◆ ITEMS:
■ ■ ■ ■
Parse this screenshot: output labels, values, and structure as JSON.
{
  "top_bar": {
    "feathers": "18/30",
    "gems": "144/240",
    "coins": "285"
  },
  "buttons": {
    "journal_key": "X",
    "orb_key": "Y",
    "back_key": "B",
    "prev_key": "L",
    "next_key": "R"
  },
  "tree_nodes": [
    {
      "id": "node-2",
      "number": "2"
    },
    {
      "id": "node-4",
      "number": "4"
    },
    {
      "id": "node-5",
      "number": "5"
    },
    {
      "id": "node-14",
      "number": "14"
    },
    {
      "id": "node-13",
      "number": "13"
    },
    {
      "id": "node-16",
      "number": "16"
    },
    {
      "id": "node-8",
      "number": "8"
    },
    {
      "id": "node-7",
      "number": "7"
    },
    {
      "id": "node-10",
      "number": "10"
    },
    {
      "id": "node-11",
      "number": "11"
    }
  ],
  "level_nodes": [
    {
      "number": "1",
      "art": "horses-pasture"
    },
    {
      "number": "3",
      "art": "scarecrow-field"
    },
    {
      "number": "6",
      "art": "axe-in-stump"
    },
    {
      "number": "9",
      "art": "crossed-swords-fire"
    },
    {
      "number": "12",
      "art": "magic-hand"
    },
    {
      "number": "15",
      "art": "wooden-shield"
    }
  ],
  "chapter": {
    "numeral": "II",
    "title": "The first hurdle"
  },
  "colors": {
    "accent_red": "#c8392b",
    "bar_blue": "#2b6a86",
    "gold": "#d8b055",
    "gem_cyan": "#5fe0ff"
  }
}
■ ■ ■ ■
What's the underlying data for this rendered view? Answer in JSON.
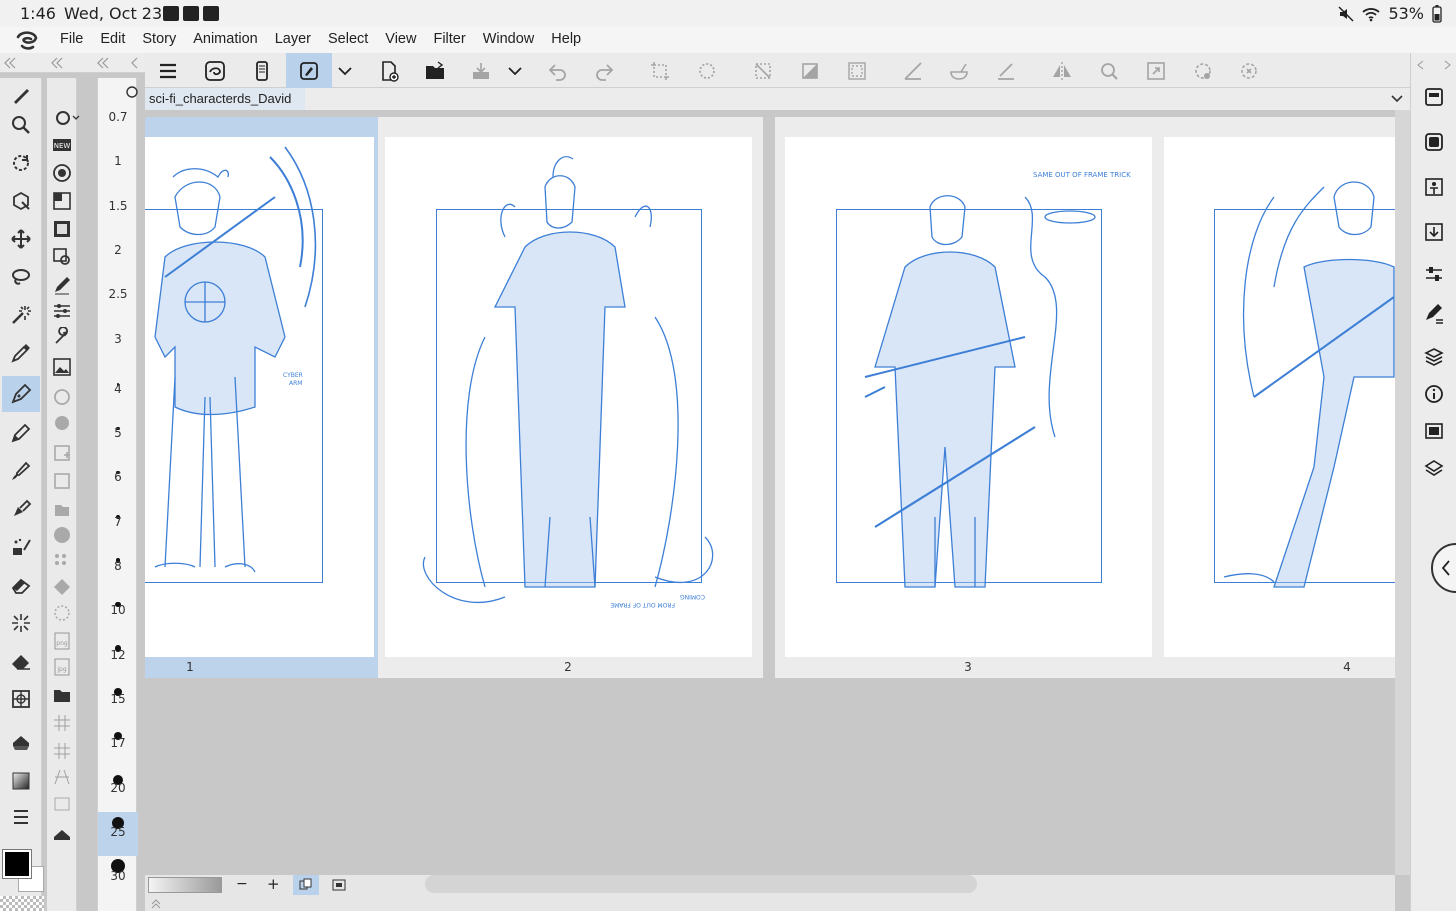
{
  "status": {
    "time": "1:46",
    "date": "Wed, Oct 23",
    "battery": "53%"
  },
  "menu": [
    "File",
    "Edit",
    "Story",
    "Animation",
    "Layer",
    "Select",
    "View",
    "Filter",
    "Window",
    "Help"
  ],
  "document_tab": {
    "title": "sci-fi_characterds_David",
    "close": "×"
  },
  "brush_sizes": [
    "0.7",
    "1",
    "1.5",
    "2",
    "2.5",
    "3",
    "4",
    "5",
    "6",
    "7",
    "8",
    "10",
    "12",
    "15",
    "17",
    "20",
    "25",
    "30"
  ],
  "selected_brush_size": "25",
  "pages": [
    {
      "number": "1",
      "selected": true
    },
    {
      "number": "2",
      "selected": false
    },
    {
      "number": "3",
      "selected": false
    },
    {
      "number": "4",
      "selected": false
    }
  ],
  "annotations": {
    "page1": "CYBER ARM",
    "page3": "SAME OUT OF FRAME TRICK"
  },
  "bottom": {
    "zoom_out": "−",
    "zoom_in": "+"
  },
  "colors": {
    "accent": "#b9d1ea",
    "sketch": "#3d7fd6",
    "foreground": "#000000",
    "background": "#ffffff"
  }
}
■ ■ ■ ■
◆ YOUR INSTRUCTIONS:
Go through the material above and copy each line that has the word "this".

◆ TASK SOLUTION:
Parse this screenshot: output labels, values, and structure as JSON.
What's the underlying data for this rendered view? Answer in JSON.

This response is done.